- [Provided data]
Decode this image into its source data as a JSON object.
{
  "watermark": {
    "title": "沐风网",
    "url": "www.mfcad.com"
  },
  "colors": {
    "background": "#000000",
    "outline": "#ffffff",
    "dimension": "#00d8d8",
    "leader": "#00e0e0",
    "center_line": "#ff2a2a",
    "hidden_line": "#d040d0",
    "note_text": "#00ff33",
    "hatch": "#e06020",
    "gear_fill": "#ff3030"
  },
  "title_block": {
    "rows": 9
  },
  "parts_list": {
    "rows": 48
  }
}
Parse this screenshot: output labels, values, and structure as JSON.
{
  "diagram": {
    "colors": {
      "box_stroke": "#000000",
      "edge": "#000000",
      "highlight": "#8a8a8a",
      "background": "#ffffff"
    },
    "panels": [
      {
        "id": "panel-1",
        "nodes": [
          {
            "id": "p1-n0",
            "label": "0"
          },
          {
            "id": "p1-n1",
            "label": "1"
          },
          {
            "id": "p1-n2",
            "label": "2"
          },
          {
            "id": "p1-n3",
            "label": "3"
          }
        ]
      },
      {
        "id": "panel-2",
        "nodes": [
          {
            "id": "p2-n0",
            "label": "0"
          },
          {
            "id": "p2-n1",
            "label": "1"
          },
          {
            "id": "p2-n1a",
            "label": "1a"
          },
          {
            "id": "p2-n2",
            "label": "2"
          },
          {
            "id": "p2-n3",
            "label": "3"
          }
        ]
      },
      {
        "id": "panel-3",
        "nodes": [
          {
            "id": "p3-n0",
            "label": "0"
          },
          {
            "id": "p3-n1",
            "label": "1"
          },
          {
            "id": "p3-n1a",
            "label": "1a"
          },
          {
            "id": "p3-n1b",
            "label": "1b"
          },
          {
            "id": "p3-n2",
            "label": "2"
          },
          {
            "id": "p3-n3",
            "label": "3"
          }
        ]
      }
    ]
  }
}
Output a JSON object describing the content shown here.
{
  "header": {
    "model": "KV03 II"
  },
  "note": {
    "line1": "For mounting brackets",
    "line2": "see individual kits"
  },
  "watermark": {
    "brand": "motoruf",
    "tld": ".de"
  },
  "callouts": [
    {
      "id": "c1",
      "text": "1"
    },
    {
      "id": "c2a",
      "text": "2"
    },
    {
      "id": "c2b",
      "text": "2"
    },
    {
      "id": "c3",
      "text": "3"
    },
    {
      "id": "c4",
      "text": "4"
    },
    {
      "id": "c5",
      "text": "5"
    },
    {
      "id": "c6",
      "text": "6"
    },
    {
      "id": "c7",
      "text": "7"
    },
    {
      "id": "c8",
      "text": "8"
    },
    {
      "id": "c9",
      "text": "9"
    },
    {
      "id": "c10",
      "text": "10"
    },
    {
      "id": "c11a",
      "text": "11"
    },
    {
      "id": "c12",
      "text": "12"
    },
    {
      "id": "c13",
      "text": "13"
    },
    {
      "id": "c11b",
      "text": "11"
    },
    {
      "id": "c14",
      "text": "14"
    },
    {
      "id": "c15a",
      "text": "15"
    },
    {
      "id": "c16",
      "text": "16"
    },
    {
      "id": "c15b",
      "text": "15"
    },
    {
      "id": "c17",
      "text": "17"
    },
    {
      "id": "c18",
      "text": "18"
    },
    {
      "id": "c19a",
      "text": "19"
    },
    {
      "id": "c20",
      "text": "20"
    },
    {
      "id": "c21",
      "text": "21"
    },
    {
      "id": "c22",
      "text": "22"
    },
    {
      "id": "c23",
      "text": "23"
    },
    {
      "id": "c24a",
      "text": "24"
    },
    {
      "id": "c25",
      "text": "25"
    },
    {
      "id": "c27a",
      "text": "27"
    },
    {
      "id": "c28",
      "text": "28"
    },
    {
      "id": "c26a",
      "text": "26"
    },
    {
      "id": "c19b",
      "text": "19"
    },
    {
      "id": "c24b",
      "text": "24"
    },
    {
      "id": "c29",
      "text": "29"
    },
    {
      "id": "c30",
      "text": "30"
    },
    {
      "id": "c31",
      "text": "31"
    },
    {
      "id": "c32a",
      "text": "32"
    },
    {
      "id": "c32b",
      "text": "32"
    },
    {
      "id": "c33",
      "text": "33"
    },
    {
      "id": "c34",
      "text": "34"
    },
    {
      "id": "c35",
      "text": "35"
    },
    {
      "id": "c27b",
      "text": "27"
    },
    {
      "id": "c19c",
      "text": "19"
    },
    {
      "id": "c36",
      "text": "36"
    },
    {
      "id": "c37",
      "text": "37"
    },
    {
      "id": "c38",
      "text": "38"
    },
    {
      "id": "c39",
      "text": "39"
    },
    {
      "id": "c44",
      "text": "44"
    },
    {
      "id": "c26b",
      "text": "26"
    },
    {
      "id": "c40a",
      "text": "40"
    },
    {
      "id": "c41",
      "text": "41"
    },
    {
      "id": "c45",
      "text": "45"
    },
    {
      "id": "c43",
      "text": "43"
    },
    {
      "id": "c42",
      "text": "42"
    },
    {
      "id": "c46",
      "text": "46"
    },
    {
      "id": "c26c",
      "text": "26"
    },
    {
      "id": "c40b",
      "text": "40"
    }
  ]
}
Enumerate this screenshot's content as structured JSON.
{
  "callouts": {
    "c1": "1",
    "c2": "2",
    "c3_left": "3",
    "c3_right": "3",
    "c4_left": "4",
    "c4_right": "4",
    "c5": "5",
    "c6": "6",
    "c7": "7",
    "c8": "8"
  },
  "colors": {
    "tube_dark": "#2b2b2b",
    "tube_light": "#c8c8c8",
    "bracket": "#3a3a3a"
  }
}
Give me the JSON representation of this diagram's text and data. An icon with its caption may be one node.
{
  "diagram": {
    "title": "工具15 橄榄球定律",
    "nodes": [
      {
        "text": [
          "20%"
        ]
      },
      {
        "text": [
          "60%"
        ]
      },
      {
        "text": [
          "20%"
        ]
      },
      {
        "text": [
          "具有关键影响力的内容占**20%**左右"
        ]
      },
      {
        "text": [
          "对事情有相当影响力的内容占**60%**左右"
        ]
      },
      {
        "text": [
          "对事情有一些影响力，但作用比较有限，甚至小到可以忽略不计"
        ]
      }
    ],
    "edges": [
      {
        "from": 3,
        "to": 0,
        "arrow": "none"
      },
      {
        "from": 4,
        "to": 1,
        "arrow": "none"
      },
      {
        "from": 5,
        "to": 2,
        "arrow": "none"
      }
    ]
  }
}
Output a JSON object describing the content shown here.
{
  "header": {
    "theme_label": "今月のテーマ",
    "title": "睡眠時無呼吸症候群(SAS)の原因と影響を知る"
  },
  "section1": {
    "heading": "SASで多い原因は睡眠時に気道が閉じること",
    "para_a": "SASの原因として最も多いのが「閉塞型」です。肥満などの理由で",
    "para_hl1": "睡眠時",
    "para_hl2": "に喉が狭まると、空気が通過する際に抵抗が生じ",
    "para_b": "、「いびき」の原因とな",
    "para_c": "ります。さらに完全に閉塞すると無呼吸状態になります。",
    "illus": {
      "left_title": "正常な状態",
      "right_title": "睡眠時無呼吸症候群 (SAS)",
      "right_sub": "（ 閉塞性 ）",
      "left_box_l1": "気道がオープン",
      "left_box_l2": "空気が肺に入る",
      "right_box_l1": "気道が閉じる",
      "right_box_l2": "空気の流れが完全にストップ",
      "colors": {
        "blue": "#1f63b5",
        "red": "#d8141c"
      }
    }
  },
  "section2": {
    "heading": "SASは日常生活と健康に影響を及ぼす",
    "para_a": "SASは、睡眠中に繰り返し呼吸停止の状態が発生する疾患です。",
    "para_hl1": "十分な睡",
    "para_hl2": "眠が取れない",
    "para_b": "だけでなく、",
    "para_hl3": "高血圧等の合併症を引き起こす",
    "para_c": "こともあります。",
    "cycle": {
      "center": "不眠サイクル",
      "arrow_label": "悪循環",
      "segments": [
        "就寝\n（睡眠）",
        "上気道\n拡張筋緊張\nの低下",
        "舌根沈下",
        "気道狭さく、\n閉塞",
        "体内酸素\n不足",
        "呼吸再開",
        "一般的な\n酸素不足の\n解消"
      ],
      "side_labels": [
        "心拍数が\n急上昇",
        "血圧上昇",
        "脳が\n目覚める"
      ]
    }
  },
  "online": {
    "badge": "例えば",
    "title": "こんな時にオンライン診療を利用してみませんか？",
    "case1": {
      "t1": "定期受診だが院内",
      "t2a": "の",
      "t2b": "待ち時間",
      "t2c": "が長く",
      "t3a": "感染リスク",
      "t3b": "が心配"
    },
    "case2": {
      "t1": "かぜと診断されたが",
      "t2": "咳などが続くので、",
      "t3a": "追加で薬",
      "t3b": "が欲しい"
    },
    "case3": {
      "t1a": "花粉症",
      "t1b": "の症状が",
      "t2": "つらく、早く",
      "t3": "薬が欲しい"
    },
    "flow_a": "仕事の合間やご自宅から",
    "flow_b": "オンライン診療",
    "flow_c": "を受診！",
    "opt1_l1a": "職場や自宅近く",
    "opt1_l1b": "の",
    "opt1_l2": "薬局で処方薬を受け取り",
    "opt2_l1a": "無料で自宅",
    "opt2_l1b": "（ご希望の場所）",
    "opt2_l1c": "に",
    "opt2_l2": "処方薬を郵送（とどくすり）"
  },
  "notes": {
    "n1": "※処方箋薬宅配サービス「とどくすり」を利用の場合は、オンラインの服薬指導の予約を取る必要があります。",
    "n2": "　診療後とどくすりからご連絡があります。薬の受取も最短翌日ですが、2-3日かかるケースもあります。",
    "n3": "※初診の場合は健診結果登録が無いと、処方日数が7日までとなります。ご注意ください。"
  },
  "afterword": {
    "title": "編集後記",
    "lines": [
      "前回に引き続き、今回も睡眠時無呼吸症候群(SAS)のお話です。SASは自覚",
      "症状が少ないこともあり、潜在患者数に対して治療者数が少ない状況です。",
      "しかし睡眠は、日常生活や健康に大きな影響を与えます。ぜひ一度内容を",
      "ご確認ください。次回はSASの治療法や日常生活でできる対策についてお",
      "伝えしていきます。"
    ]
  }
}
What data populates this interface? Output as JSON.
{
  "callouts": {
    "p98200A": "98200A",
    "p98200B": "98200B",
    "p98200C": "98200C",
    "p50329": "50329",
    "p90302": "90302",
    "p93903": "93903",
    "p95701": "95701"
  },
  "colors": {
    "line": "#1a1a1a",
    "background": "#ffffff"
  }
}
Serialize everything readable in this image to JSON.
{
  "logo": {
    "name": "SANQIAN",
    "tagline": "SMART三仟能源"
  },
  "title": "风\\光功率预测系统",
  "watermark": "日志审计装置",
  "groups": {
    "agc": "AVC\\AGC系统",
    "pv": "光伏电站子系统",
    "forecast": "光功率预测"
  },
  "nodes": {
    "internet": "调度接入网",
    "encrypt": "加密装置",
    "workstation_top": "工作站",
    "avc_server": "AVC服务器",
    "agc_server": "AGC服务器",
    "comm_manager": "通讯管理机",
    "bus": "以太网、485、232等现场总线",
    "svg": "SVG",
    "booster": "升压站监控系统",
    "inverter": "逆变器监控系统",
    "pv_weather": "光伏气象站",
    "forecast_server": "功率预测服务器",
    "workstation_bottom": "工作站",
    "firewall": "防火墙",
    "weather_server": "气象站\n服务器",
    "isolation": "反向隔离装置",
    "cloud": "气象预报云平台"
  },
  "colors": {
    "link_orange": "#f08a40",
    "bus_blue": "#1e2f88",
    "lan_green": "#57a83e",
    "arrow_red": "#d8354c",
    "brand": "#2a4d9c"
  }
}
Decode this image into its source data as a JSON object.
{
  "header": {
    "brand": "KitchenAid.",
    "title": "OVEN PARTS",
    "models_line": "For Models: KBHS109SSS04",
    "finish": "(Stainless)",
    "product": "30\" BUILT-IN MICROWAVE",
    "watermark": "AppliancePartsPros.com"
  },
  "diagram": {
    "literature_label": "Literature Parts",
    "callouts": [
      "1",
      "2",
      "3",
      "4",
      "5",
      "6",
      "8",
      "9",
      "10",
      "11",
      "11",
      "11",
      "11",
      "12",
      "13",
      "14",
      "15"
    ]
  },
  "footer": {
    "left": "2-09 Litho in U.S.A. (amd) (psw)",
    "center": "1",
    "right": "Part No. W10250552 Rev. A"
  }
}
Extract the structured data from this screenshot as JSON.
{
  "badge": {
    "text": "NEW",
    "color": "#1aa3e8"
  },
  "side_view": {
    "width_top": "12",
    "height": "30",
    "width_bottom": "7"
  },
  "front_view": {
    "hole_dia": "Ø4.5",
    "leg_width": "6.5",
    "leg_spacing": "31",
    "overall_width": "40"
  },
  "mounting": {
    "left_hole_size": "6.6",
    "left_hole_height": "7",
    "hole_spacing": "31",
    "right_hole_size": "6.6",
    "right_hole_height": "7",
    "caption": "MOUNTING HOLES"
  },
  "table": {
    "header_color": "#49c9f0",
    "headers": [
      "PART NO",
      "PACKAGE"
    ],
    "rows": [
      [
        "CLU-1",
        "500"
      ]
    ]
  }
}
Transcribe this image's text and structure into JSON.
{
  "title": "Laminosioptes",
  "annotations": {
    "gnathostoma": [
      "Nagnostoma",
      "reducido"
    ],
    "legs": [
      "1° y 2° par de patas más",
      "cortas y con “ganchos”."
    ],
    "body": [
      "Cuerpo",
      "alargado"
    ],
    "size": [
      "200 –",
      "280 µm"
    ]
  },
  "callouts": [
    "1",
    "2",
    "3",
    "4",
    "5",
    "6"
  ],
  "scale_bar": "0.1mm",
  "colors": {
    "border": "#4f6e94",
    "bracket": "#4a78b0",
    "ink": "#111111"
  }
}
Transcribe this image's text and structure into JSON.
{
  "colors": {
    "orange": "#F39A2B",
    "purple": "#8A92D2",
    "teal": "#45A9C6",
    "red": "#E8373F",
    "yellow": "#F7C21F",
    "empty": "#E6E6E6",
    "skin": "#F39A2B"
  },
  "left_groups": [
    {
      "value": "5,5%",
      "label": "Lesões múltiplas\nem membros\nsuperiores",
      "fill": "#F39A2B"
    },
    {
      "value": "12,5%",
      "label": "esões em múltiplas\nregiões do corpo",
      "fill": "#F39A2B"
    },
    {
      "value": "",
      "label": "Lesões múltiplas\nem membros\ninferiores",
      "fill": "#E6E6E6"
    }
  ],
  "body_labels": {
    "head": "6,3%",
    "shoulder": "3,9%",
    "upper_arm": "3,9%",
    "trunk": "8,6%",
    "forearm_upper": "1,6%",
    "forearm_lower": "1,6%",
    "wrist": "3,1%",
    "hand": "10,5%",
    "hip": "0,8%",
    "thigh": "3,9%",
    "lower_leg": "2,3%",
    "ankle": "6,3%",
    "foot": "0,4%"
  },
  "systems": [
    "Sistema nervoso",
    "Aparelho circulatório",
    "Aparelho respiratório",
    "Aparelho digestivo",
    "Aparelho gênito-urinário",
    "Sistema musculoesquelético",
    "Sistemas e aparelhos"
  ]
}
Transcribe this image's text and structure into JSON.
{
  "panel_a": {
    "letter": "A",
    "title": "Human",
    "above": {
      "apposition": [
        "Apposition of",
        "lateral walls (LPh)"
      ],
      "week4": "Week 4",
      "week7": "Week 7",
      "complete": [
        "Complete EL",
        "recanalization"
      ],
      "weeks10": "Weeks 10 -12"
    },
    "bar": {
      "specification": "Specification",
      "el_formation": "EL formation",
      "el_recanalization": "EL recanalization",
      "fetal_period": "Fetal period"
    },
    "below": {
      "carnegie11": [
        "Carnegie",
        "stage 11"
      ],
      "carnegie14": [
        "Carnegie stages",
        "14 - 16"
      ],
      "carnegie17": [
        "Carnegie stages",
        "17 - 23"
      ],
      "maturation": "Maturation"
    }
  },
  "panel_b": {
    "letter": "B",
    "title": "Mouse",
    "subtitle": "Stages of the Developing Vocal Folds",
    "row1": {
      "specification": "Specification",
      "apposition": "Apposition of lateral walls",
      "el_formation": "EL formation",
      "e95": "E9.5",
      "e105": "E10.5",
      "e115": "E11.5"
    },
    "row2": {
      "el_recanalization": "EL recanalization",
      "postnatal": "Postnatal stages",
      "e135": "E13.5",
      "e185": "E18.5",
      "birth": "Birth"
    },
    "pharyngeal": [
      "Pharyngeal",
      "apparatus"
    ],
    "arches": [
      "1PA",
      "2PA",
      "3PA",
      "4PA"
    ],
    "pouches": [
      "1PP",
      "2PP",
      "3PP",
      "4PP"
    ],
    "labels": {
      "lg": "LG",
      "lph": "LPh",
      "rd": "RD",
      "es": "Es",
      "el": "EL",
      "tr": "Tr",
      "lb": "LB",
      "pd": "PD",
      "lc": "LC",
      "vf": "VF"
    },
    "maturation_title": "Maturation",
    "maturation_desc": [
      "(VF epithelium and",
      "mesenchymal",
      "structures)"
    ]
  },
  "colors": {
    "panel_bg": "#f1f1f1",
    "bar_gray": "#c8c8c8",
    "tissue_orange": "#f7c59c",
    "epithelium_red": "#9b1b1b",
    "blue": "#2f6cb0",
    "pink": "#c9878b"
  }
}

- [Given task] Copy all lines from the material that contain "structured".

- [Output]
Enumerate this screenshot's content as structured JSON.
Extract the structured data from this screenshot as JSON.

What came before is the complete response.